Conjunto de tarefas:
• 1. Transcreva parte do trecho sobre os direitos das pessoas trans, começando nas palavras "Em segundo lugar, sofremos" e parando depois de "do nome social.".
• 2. Reproduza palavra por palavra as linhas das entradas que vão da linha que contém "feather-input[interactable] xyxy=(239,33,289,51)" até a linha que contém "style-swatch[interactable] xyxy=(660,130,682,152)", com as duas inclusas.

Trecho fornecido:
Em segundo lugar, sofremos também violência psicológica cotidiana, pois são poucos os espaços públicos e privados que respeitam a identidade de gênero das pessoas trans, restringindo o uso do banheiro e do nome social.
Para além disso, enfrentamos um cenário de exclusão social, no qual não somos reconhecidos enquanto cidadãos. Isso reflete em dificuldade de acesso à saúde, à educação – há um índice preocupante de evasão escolar de travestis e transsexuais -, ao lazer e a oportunidades de emprego dignas – muitas mulheres trans são obrigadas a se prostituírem para garantirem sua sobrevivência.
[Levante]: Como você percebe a violação de direitos às pessoas trans?
[Ana Flor]: Falar de violações de direitos das pessoas trans é falar sobre construção social, onde encontramos um histórico de exclusão fincado sobre grupos específicos de pessoas. Dentre essas, uma grande parcela de pessoas trans e travestis que por conta de uma construção patriarcal, machista, cisgênera e excludente, são colocadas para fora de casa desde o primeiro momento que assumem suas identidades. Por exemplo: segundo dados da ANTRA, 90% das travestis e mulheres trans estão na prostituição. Quando pensamos essas mulheres e essa grande porcentagem, precisamos entender que existe, raça, classe e gênero sobre elas. Logo, torna-se perceptível que elas estão ali por um motivo: exclusão estrutural construída através de um sistema que exclui qualquer pessoa que não seja lida enquanto saudável para ele. E quem seria esse causador? Sem dúvidas: o capital.
[Levante]: Quais são os principais desafios para dar visibilidade a população trans no Brasil?

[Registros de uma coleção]
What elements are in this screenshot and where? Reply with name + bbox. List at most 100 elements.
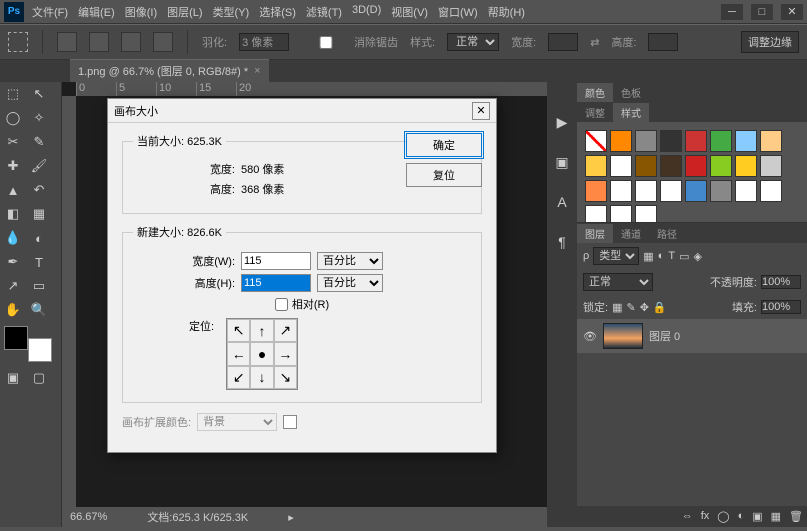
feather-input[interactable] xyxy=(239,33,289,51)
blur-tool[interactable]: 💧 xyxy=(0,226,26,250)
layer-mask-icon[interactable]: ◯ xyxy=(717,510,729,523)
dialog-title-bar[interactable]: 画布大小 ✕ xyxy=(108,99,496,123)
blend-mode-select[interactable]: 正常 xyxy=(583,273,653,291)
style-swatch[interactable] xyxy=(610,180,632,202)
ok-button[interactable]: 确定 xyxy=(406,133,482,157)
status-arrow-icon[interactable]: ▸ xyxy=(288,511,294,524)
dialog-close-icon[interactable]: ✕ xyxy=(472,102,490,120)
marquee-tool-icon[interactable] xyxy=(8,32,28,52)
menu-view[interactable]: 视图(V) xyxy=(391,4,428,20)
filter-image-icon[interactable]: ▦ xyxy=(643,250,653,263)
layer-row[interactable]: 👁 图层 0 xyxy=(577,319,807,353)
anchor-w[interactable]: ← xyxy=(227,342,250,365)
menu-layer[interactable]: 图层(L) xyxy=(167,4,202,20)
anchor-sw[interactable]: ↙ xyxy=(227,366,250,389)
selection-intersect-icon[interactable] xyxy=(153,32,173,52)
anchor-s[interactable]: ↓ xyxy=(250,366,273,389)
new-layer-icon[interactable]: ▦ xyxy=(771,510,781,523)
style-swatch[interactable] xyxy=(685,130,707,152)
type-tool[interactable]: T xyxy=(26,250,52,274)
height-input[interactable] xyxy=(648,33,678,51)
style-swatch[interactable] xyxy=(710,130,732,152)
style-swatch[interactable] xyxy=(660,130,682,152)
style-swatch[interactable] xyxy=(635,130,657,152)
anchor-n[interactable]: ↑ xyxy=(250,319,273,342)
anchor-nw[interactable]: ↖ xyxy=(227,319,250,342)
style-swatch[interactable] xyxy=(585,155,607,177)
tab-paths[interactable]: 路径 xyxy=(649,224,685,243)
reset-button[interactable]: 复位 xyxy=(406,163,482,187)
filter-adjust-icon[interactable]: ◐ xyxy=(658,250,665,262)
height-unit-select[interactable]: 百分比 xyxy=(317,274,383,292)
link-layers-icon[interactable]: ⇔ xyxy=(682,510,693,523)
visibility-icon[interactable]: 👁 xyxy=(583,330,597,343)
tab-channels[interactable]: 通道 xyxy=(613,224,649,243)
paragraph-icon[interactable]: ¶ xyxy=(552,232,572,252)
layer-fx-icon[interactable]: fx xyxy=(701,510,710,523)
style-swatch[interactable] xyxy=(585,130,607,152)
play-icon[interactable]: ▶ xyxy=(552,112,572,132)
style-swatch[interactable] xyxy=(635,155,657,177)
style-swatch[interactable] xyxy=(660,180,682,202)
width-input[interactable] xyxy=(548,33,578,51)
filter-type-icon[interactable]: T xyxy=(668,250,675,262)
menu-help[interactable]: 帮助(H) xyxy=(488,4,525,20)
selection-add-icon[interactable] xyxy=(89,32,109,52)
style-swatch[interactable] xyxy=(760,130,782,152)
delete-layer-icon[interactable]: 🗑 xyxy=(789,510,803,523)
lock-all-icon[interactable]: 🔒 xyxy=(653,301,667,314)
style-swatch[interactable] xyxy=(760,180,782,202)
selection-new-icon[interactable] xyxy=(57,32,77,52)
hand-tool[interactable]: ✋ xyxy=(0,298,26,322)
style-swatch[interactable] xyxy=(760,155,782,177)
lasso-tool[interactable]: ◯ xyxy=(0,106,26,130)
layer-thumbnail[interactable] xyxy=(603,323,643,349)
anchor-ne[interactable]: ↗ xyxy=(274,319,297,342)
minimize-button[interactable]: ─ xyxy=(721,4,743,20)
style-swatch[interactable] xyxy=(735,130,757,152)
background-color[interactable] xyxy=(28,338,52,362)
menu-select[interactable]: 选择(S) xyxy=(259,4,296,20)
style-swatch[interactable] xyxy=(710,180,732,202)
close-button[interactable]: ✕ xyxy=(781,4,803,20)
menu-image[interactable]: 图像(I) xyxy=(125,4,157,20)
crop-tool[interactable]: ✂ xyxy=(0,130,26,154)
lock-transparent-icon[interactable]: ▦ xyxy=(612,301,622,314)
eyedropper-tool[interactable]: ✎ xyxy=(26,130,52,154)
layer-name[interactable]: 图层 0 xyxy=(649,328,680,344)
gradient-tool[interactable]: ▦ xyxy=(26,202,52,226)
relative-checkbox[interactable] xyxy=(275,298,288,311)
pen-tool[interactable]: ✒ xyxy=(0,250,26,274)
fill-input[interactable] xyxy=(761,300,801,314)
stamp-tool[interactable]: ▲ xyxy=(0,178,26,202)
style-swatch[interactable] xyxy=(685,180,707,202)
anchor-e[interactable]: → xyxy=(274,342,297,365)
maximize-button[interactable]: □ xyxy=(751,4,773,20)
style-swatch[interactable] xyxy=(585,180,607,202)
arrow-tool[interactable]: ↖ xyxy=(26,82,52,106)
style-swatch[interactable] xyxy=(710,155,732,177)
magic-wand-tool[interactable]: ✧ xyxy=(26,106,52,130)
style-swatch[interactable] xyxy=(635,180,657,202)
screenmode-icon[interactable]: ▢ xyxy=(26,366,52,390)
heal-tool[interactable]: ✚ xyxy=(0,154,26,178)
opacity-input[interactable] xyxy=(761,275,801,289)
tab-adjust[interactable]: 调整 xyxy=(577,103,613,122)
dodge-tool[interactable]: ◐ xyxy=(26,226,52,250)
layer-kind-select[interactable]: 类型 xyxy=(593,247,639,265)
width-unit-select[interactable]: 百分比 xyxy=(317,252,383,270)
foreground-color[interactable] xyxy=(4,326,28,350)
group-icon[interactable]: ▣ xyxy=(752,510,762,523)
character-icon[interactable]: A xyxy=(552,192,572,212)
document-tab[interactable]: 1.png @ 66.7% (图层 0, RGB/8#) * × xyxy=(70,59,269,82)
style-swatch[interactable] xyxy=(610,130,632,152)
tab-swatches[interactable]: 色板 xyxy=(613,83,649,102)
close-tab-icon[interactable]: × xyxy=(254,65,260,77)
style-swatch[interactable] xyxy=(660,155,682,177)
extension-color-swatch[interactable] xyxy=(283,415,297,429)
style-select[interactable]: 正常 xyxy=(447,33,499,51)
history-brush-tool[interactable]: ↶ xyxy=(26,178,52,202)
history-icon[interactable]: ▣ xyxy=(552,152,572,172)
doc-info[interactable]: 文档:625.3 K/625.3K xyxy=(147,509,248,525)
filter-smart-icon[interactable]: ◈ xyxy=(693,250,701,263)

* * *

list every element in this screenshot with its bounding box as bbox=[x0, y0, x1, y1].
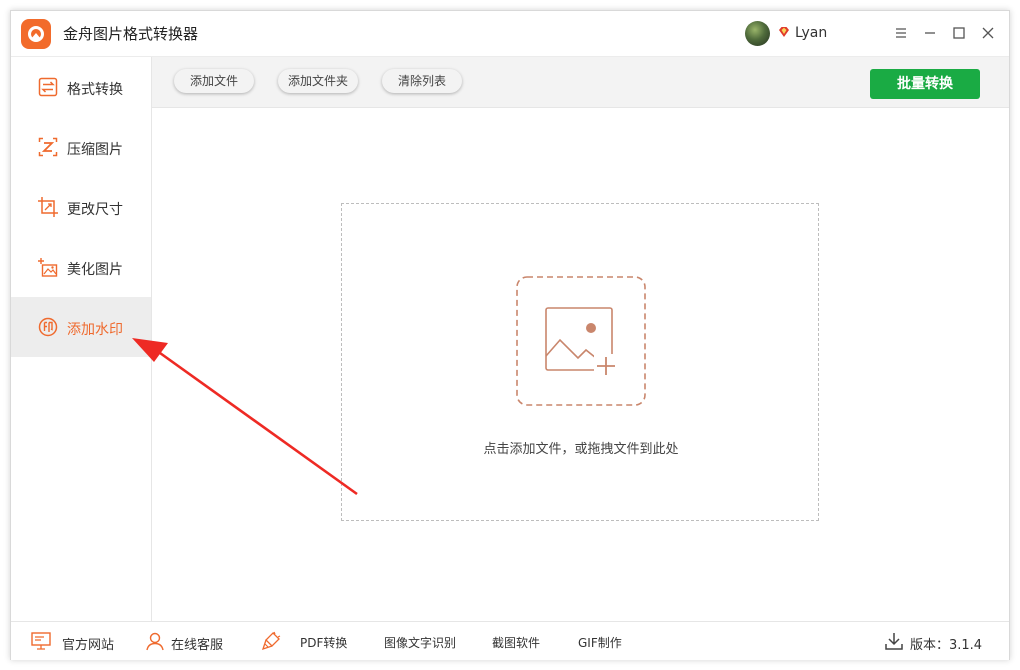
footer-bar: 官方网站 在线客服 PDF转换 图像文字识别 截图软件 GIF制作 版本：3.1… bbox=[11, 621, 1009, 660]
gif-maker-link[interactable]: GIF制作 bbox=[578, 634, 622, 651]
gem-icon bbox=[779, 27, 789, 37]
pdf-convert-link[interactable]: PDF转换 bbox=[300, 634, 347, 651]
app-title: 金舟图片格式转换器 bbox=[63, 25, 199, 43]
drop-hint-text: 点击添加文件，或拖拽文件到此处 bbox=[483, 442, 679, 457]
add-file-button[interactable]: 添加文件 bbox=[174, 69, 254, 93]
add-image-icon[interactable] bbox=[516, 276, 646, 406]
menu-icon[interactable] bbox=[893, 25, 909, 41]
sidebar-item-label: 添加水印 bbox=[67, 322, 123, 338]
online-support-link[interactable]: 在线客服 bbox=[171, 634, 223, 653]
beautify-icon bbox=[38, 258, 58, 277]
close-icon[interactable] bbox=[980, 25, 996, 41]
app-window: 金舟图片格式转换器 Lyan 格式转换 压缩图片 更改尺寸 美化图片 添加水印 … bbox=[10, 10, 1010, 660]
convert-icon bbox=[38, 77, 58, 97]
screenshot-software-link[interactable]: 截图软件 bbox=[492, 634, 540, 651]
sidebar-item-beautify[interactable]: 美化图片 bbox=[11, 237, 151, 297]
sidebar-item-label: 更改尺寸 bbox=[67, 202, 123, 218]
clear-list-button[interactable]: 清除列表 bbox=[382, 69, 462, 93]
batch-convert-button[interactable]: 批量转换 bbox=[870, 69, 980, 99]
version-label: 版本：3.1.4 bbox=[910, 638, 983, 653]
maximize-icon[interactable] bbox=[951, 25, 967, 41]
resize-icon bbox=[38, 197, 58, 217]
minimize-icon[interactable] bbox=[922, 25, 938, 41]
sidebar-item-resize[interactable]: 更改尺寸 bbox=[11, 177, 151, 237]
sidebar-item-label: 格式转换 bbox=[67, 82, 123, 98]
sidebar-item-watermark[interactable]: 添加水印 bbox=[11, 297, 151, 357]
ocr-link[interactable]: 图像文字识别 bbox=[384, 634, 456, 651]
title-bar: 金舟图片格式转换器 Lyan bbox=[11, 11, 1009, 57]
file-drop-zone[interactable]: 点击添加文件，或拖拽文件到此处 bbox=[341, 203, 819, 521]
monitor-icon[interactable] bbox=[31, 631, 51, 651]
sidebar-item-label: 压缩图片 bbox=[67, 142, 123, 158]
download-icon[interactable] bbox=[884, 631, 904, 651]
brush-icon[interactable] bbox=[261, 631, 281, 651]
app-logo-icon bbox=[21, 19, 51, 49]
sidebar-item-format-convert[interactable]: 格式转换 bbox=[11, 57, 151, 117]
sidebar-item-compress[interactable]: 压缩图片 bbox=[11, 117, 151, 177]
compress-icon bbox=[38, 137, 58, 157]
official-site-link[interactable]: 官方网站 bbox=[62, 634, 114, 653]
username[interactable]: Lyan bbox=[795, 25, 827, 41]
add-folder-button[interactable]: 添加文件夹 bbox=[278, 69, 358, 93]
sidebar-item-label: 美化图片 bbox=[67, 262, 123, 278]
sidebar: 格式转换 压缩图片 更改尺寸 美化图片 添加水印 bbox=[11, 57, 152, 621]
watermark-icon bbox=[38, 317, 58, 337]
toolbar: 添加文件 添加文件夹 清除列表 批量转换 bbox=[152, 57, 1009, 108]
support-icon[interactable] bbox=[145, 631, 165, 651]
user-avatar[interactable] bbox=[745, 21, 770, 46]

Tarefas resolvidas:
• 1.
Em segundo lugar, sofremos também violência psicológica cotidiana, pois são poucos os espaços públicos e privados que respeitam a identidade de gênero das pessoas trans, restringindo o uso do banheiro e do nome social.

• 2.
feather-input[interactable] xyxy=(239,33,289,51)
blur-tool[interactable]: 💧 xyxy=(0,226,26,250)
layer-mask-icon[interactable]: ◯ xyxy=(717,510,729,523)
dialog-title-bar[interactable]: 画布大小 ✕ xyxy=(108,99,496,123)
blend-mode-select[interactable]: 正常 xyxy=(583,273,653,291)
style-swatch[interactable] xyxy=(610,180,632,202)
ok-button[interactable]: 确定 xyxy=(406,133,482,157)
status-arrow-icon[interactable]: ▸ xyxy=(288,511,294,524)
dialog-close-icon[interactable]: ✕ xyxy=(472,102,490,120)
marquee-tool-icon[interactable] xyxy=(8,32,28,52)
menu-view[interactable]: 视图(V) xyxy=(391,4,428,20)
filter-image-icon[interactable]: ▦ xyxy=(643,250,653,263)
layer-row[interactable]: 👁 图层 0 xyxy=(577,319,807,353)
anchor-w[interactable]: ← xyxy=(227,342,250,365)
menu-layer[interactable]: 图层(L) xyxy=(167,4,202,20)
anchor-sw[interactable]: ↙ xyxy=(227,366,250,389)
selection-intersect-icon[interactable] xyxy=(153,32,173,52)
anchor-s[interactable]: ↓ xyxy=(250,366,273,389)
new-layer-icon[interactable]: ▦ xyxy=(771,510,781,523)
style-swatch[interactable] xyxy=(685,130,707,152)
type-tool[interactable]: T xyxy=(26,250,52,274)
height-input[interactable] xyxy=(648,33,678,51)
style-swatch[interactable] xyxy=(710,130,732,152)
style-swatch[interactable] xyxy=(660,130,682,152)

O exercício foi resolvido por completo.